§ **READING PASSAGE**

________________________________________

Ildico (fl. 453)
Ildico (fl. 453)
Teutonic princess. Flourished around 453; married Attila (c. 370/400–453), leader of the Huns, in 453. Attila also married Princess Honoria in 450.
Around 450, Attila the Hun sent word to the Roman court in Italy claiming the princess Honoria in marriage. His claim was addressed to her brother Valentinian III, although Galla Placidia , their mother, seems to have been the actual regnant. When his claim was rejected out of hand (as he doubtless knew it would be), Attila negotiated with King Gaiseric of the Vandals to secure his flanks in the south, then moved north and west against Western Europe, pillaging, raping and burning a wide swath of destruction west of the Rhine Valley, well into Belgica Secunda. Among the cities laid waste were Reims, Cambrai, Tournai, Metz, Arras, Cologne (Köln) and Trier.
In 453, an aging Attila took another wife. She was young and, according to reports, "comely." Her name was Ildico and she was Hunnish. The wedding took place in a large wooden building and involved a heavy feast with an excessive amount of drinking. Attila was finally able to get to his bedroom, where he collapsed on his bed, lying on his back. He frequently suffered from a bleeding nose, especially after heavy drinking, and it happened then. Unable to rouse himself, he literally drowned in his own blood, his new heavily veiled bride sitting there uncomprehending. When his followers finally discovered the body, it was too late. Ildico was not accused of complicity and the bereaved warriors feasted again, then took the body of their fallen king away and buried him secretly in much the same fashion as other chieftains of that period. The burial site has never been found.

________________________________________

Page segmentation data
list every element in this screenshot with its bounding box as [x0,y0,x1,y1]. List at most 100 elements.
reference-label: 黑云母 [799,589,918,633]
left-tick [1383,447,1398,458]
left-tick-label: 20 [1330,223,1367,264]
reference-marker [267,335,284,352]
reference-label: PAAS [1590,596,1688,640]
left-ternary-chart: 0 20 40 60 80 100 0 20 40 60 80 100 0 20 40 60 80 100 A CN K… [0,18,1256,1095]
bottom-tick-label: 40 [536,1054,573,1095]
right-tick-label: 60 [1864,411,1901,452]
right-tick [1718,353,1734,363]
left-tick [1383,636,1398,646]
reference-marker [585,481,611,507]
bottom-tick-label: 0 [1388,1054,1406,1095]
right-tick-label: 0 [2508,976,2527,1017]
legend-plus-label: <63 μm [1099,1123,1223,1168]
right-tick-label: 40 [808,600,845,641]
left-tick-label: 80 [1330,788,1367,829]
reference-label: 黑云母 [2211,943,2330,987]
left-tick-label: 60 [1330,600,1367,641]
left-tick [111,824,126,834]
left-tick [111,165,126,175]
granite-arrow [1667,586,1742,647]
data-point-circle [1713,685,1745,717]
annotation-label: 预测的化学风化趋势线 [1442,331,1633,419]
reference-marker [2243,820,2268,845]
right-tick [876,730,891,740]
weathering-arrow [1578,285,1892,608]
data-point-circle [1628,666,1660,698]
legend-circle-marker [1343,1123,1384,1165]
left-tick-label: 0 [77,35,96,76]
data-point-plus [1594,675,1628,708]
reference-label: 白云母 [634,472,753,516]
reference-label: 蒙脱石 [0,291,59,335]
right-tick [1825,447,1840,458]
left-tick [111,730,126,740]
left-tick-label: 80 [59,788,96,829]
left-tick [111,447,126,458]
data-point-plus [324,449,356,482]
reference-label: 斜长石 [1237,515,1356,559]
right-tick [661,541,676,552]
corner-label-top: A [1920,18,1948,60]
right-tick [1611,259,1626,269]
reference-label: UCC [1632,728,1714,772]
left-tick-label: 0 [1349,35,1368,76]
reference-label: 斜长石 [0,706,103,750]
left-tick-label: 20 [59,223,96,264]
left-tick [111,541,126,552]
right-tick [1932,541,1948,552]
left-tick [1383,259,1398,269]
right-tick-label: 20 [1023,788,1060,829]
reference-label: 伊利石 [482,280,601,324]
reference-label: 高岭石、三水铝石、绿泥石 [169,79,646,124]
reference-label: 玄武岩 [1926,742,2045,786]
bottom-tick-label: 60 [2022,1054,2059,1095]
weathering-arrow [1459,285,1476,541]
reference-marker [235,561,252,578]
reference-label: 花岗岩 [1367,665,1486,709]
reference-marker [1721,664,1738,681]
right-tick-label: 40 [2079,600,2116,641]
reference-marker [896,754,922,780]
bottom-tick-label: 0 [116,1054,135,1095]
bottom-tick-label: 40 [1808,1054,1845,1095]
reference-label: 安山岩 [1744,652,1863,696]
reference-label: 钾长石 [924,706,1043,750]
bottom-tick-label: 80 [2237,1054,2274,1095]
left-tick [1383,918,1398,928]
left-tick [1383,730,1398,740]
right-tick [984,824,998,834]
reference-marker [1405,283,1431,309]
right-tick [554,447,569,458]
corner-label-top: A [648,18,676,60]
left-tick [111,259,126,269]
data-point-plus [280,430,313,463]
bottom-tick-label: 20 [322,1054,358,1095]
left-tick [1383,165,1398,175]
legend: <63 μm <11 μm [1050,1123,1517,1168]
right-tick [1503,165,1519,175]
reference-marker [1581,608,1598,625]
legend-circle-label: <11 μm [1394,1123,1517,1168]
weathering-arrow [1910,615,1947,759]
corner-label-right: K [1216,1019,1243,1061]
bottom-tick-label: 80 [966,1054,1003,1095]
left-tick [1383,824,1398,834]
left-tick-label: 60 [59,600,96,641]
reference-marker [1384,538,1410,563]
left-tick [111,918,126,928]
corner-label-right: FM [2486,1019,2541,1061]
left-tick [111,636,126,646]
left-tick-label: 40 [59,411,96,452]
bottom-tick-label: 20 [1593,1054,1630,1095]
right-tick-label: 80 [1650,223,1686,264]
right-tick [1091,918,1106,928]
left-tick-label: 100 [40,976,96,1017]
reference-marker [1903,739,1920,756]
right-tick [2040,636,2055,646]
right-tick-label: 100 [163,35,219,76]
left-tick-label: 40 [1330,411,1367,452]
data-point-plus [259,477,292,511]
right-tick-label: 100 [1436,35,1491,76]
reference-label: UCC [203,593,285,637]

________________________________________

§ **PROMPT**
Please extract the passage of the entry on Ildico starting with "Around 450, Attila" and going on through "(Köln) and Trier.". This listing is separate from the entry on Ildico.

§ **RESULT BELOW**
Around 450, Attila the Hun sent word to the Roman court in Italy claiming the princess Honoria in marriage. His claim was addressed to her brother Valentinian III, although Galla Placidia , their mother, seems to have been the actual regnant. When his claim was rejected out of hand (as he doubtless knew it would be), Attila negotiated with King Gaiseric of the Vandals to secure his flanks in the south, then moved north and west against Western Europe, pillaging, raping and burning a wide swath of destruction west of the Rhine Valley, well into Belgica Secunda. Among the cities laid waste were Reims, Cambrai, Tournai, Metz, Arras, Cologne (Köln) and Trier.